■ **Stated problem**
In the entries, find all lines that hold the word "xlabel" and copy them.

═══ Records provided ═══

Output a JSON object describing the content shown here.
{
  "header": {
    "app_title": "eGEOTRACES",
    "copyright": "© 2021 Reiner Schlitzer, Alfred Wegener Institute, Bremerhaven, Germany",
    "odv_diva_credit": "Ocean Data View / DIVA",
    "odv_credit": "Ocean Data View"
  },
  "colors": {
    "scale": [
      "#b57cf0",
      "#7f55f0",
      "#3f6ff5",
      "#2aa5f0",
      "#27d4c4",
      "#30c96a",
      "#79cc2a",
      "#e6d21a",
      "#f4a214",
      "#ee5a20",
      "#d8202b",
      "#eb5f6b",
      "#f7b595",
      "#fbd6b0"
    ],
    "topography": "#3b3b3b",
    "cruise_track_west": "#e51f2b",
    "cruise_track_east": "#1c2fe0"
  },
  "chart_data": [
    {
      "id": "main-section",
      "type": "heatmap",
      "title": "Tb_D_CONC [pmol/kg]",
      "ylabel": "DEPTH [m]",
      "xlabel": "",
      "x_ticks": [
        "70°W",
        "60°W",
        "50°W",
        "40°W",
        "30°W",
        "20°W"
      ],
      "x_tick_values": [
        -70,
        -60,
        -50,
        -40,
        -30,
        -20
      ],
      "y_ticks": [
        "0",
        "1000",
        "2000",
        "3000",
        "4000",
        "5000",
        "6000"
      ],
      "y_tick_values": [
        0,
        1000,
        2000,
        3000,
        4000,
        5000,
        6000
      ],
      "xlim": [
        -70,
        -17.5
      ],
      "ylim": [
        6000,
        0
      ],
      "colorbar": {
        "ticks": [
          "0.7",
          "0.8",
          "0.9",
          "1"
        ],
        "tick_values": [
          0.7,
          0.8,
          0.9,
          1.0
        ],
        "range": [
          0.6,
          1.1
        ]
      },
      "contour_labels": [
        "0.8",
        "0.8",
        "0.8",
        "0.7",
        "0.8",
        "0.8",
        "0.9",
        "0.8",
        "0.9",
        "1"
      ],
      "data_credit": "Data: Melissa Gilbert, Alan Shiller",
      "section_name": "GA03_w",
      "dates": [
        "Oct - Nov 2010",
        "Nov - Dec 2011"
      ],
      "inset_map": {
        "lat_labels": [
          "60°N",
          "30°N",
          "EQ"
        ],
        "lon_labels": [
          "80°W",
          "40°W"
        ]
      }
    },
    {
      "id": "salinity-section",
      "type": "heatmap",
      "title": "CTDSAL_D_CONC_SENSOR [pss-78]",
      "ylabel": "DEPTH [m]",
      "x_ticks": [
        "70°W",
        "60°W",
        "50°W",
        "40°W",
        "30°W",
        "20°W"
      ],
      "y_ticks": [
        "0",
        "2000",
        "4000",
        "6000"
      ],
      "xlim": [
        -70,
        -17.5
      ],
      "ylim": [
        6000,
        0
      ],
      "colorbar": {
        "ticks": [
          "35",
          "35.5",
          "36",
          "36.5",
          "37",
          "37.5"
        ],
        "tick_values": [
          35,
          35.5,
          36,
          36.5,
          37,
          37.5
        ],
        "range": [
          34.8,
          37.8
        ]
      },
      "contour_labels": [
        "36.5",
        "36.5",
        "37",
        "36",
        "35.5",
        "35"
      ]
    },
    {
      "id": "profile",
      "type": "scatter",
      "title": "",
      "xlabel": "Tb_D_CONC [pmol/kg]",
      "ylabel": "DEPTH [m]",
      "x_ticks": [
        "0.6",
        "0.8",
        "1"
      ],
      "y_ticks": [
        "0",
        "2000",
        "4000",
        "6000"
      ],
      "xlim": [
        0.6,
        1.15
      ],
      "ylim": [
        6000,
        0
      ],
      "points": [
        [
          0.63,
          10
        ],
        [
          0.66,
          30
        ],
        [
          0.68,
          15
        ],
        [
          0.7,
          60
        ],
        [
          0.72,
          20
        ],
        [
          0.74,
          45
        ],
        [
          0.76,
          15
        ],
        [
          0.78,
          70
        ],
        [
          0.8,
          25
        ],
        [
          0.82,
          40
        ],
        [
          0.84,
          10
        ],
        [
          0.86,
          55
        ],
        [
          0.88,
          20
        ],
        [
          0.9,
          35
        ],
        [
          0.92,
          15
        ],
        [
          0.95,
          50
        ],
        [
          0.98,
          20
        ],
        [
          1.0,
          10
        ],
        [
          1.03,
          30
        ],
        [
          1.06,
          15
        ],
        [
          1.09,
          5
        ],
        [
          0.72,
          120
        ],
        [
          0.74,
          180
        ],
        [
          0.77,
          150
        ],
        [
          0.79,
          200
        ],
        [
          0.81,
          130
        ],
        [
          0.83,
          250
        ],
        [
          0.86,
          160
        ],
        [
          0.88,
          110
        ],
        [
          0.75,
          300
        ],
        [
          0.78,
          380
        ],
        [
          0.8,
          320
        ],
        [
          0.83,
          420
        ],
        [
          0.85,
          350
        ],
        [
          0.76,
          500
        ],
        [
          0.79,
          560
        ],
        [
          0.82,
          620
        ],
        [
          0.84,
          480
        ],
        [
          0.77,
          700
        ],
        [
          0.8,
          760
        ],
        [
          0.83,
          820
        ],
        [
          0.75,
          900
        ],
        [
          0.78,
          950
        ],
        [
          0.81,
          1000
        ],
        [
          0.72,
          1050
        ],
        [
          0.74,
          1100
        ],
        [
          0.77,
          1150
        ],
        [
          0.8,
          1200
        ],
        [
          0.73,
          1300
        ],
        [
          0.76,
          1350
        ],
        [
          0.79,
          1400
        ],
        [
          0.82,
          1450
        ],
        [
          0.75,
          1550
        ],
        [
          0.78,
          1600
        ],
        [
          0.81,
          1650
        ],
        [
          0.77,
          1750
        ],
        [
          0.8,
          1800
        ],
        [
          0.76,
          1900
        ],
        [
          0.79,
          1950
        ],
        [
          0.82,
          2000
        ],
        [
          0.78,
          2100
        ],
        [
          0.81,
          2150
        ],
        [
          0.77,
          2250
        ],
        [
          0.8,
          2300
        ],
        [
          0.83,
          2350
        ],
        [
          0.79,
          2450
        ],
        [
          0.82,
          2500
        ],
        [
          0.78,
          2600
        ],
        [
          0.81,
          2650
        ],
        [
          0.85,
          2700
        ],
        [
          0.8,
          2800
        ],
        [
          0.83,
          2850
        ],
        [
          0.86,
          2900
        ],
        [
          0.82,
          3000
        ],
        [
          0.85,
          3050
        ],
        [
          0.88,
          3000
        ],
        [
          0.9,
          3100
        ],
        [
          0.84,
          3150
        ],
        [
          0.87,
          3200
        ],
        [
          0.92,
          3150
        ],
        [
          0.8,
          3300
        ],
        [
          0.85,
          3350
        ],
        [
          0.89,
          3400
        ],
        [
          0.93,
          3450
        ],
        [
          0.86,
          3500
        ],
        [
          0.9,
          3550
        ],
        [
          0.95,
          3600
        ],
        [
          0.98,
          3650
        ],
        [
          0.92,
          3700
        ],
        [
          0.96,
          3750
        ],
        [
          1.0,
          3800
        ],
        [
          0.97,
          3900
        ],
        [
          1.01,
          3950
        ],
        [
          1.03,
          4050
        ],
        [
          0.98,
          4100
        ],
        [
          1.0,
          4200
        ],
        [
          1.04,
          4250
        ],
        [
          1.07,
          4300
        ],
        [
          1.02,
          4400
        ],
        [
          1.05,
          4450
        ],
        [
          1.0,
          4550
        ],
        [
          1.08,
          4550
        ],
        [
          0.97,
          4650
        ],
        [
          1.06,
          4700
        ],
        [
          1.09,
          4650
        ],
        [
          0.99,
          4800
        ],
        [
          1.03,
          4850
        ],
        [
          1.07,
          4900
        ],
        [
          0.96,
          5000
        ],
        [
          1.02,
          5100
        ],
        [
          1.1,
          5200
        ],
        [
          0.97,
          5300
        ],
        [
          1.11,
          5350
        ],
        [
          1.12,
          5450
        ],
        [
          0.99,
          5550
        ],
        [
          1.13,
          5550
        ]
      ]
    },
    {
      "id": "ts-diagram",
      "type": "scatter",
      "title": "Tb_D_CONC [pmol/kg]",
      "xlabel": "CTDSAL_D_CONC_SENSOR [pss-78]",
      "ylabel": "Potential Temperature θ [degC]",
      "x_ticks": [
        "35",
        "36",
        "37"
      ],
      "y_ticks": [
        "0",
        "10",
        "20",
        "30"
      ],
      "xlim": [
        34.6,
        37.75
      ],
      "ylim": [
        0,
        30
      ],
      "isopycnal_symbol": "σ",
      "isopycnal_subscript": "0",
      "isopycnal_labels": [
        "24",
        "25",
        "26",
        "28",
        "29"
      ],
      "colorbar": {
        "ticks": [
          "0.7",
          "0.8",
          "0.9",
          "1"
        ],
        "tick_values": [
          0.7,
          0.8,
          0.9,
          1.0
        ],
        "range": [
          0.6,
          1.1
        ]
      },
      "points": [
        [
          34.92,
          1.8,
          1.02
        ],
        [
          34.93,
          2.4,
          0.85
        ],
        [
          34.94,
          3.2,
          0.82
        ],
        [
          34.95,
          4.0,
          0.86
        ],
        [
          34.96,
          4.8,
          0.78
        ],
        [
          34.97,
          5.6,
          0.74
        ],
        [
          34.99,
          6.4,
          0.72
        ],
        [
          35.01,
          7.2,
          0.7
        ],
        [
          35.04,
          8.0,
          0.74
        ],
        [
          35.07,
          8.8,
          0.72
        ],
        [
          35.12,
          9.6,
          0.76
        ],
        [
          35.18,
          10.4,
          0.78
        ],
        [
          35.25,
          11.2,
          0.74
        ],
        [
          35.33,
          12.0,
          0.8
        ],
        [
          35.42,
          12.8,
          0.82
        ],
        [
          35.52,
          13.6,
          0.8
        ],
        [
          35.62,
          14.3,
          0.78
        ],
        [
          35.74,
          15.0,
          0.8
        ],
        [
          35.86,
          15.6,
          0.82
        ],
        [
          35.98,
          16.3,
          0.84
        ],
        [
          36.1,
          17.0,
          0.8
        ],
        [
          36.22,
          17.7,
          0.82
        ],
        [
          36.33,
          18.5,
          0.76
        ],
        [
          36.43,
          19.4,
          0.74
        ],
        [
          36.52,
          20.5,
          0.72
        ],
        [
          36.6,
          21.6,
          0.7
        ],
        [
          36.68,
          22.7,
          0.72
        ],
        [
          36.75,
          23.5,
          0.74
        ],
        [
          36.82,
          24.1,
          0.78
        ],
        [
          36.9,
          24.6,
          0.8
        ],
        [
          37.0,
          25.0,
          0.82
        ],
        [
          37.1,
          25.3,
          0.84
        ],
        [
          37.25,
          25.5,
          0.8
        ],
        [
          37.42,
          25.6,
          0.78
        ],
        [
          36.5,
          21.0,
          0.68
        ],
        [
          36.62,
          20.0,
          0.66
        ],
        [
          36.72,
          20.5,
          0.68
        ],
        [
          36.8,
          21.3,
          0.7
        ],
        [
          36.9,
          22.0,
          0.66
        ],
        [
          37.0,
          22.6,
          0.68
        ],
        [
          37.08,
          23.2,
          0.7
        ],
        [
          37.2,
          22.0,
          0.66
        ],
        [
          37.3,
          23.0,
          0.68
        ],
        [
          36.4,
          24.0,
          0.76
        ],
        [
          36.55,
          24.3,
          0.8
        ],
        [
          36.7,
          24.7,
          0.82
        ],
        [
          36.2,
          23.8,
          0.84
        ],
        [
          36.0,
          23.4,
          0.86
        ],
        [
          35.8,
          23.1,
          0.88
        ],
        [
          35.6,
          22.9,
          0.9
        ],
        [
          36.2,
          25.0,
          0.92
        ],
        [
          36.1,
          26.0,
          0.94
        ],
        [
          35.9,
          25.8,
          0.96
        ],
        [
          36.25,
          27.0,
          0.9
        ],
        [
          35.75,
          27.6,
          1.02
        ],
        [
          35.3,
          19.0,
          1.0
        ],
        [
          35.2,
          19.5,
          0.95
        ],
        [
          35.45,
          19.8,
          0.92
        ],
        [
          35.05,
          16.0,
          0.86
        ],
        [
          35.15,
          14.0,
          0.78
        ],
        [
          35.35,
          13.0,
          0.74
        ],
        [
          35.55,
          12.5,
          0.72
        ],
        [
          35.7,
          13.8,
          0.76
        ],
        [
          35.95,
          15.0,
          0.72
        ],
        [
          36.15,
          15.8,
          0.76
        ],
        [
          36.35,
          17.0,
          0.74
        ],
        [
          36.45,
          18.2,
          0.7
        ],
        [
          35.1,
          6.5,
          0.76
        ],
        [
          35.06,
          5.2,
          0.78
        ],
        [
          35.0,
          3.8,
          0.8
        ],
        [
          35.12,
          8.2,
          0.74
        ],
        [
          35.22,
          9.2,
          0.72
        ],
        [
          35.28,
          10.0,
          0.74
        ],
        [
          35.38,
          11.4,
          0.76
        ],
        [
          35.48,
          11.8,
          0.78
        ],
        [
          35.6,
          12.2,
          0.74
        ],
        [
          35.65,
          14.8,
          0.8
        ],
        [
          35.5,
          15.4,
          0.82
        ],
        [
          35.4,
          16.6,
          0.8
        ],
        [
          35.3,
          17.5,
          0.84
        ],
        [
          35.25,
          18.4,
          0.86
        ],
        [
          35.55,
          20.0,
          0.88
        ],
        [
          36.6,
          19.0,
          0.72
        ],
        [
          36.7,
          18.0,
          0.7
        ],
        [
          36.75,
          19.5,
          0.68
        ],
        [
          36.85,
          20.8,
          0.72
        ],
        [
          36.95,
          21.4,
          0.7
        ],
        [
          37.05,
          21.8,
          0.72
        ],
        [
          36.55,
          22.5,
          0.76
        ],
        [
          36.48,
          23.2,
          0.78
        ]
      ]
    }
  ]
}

═══

■ **Solution**
      "xlabel": "",
      "xlabel": "Tb_D_CONC [pmol/kg]",
      "xlabel": "CTDSAL_D_CONC_SENSOR [pss-78]",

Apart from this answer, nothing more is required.